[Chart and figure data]
※
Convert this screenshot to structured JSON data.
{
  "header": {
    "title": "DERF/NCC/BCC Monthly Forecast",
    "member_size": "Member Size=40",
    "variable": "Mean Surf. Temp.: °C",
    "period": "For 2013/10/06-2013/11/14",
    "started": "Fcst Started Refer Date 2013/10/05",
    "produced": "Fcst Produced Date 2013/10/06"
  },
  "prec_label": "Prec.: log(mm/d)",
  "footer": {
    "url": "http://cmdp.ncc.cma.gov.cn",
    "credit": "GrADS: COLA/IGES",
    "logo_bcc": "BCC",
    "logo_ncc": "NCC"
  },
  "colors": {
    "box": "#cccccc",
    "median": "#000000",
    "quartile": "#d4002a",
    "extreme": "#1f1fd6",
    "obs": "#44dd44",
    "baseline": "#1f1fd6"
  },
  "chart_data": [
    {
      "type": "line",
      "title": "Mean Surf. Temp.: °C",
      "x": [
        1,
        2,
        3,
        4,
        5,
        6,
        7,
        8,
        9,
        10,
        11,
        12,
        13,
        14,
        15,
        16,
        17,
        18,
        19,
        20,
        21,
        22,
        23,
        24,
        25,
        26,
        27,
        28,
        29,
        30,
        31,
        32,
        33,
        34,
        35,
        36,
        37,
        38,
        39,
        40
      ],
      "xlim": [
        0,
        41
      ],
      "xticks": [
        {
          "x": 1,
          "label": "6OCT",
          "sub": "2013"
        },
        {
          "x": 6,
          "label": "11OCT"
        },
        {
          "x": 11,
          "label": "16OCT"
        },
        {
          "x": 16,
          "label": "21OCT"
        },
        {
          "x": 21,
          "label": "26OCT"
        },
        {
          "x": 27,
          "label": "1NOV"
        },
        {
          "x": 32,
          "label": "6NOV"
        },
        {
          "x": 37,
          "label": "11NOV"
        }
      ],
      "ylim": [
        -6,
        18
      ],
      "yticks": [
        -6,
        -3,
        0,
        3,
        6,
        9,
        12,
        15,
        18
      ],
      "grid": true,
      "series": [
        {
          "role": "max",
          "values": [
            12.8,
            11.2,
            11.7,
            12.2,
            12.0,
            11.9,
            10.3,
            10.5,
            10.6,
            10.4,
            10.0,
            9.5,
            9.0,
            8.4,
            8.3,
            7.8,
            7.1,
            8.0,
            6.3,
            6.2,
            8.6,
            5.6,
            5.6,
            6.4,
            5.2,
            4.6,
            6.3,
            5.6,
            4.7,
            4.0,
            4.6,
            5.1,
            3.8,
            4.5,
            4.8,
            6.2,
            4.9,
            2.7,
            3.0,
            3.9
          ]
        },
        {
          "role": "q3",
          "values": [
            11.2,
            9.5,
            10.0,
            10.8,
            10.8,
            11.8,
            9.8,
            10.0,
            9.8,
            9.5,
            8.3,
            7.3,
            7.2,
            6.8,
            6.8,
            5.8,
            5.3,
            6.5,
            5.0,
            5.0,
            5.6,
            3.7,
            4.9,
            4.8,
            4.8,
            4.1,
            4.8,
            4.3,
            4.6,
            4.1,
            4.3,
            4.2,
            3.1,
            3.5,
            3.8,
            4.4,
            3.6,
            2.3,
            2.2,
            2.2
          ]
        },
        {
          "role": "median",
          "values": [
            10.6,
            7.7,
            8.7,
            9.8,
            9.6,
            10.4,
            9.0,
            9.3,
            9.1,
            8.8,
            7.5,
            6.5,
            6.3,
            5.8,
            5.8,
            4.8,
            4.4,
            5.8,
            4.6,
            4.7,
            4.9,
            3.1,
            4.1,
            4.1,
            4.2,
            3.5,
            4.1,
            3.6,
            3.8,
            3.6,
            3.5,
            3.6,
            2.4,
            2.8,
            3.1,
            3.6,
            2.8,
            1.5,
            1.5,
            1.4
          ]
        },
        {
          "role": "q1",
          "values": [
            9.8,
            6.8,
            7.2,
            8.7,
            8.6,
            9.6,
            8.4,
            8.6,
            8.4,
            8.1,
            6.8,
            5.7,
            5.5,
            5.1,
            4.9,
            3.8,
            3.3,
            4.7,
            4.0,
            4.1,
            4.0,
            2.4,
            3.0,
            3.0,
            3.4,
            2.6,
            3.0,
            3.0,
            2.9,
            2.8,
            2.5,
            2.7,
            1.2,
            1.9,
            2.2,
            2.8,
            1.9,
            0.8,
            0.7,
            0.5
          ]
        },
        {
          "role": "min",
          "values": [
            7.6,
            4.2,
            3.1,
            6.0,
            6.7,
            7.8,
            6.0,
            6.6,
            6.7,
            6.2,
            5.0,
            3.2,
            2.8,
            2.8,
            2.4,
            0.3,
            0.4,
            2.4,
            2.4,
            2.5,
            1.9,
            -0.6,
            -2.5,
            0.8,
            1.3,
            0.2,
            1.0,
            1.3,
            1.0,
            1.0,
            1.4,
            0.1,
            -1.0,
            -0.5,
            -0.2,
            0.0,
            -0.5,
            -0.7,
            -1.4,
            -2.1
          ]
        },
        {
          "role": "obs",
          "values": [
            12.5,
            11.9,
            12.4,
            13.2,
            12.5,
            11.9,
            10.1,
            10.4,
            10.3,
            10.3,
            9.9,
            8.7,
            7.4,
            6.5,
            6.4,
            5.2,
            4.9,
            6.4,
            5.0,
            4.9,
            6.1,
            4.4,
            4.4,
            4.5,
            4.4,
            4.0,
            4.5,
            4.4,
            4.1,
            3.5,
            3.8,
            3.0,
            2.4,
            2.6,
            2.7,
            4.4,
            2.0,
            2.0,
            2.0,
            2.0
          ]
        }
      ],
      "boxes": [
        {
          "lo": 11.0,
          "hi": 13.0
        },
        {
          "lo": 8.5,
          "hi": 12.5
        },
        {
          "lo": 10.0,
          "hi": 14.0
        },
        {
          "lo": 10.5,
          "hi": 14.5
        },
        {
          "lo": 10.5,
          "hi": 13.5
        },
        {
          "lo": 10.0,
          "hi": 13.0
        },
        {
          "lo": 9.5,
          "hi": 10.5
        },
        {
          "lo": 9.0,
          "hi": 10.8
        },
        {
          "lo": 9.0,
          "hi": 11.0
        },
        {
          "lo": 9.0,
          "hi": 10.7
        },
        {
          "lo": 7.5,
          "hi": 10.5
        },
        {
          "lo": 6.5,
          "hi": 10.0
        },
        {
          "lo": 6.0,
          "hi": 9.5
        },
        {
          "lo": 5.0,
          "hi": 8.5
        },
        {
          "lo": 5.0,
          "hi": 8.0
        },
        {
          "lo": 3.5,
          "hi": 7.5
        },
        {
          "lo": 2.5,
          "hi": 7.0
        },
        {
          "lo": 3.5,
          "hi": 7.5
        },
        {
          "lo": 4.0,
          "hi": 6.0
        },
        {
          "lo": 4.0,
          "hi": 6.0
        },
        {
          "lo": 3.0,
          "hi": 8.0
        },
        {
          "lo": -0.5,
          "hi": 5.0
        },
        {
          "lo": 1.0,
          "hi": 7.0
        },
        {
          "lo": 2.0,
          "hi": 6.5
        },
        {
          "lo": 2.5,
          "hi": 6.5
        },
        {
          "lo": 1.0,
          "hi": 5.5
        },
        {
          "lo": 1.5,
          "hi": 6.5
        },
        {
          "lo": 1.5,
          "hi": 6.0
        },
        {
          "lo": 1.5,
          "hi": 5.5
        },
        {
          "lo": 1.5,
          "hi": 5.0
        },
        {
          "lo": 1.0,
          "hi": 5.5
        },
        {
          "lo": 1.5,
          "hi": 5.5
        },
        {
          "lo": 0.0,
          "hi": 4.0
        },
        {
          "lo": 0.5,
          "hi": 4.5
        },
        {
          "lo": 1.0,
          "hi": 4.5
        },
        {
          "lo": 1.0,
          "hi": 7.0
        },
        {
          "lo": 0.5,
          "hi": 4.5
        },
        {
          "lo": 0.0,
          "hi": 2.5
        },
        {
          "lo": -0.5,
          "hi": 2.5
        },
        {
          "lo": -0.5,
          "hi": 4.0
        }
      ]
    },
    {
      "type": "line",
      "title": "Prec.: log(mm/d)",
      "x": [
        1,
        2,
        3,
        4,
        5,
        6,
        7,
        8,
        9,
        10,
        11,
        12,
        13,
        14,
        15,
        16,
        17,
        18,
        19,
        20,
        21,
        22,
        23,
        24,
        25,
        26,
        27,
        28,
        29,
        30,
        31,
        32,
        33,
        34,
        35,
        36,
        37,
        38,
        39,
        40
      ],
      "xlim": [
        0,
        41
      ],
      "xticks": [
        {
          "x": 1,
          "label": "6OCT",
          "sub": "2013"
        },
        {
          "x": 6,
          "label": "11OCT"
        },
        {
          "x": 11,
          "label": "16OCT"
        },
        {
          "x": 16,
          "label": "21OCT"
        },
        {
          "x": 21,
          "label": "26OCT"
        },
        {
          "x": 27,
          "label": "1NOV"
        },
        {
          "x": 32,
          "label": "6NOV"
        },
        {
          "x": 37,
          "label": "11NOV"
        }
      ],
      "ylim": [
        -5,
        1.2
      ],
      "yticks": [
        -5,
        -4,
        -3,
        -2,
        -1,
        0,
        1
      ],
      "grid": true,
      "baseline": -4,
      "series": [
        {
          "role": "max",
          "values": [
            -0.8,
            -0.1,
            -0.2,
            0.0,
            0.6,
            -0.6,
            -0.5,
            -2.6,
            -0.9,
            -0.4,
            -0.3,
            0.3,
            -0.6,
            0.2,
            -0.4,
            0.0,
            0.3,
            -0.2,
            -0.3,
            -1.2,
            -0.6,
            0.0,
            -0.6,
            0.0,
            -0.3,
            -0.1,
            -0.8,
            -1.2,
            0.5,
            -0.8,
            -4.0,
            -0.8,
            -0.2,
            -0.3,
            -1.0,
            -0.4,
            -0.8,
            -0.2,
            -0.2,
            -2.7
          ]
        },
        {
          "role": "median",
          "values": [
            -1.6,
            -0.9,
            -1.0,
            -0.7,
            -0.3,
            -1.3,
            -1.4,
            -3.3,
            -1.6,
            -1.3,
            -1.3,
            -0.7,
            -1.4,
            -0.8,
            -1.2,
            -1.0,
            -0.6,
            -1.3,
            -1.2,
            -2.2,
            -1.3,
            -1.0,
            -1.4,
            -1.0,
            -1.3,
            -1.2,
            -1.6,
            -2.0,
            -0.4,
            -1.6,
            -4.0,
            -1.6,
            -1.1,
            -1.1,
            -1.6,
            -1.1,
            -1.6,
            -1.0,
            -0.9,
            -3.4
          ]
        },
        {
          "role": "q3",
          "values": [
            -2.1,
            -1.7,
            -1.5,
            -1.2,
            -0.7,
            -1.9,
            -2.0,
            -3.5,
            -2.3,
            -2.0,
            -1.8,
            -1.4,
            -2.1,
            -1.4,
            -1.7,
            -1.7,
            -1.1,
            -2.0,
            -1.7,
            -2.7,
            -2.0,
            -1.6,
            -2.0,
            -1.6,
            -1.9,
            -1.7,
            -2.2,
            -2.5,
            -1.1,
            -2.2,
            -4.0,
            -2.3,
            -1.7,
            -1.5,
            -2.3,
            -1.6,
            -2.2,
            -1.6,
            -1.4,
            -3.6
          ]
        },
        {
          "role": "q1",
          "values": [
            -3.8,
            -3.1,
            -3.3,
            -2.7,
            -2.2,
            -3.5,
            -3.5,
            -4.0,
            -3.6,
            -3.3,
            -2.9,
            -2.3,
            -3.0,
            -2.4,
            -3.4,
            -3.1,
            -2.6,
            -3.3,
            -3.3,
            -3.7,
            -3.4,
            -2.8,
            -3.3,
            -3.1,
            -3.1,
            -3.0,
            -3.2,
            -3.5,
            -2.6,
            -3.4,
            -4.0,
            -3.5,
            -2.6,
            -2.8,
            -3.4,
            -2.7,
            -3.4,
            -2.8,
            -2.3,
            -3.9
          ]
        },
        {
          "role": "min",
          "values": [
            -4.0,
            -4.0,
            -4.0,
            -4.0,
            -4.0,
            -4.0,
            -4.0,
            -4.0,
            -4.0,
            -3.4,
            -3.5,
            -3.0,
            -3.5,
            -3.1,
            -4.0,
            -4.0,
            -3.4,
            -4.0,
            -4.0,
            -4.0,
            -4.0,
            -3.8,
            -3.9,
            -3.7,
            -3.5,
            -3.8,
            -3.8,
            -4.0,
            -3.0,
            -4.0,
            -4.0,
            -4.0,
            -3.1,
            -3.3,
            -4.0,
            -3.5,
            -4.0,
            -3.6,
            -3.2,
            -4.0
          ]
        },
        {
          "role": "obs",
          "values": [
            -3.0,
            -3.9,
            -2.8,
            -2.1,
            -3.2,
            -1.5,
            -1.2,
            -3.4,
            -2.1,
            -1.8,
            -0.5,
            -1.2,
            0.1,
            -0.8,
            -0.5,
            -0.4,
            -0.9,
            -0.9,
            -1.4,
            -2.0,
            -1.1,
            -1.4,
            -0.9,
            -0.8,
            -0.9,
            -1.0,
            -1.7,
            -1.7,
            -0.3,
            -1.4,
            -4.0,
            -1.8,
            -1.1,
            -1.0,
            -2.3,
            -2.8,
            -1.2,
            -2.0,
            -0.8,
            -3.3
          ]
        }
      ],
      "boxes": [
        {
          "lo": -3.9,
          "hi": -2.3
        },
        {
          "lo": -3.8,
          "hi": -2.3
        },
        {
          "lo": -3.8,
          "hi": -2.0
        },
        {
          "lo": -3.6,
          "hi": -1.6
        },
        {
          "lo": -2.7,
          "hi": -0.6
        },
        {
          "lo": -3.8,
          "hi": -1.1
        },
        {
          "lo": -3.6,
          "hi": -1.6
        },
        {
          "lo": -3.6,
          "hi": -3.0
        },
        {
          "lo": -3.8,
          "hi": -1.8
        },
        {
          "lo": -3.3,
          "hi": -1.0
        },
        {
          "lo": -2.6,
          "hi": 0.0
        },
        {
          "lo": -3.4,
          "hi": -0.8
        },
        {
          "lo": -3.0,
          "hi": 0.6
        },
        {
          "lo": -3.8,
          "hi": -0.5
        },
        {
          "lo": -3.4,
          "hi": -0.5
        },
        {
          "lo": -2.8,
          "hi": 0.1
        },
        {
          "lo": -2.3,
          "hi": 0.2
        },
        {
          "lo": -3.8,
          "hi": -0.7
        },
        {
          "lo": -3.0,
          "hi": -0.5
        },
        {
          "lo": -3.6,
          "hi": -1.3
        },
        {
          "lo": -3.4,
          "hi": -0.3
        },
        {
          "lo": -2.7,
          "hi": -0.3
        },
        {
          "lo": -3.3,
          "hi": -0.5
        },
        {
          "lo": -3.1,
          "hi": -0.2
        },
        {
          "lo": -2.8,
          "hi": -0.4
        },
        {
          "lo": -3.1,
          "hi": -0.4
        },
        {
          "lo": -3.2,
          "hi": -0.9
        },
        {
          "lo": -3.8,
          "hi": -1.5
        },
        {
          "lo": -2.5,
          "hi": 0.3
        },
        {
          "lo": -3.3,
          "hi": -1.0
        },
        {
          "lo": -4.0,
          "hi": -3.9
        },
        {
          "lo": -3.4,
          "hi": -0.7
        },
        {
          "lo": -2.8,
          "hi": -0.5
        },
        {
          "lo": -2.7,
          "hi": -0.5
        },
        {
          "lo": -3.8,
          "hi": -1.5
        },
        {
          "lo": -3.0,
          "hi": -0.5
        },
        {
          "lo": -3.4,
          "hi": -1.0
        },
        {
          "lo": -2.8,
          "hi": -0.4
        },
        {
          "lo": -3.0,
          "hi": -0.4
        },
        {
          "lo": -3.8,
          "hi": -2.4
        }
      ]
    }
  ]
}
※
PROBLEM DETAILS ▸ Locate each line containing the string "Mean" and show it.

RESULT OF THE EXERCISE ▸
    "variable": "Mean Surf. Temp.: °C",
      "title": "Mean Surf. Temp.: °C",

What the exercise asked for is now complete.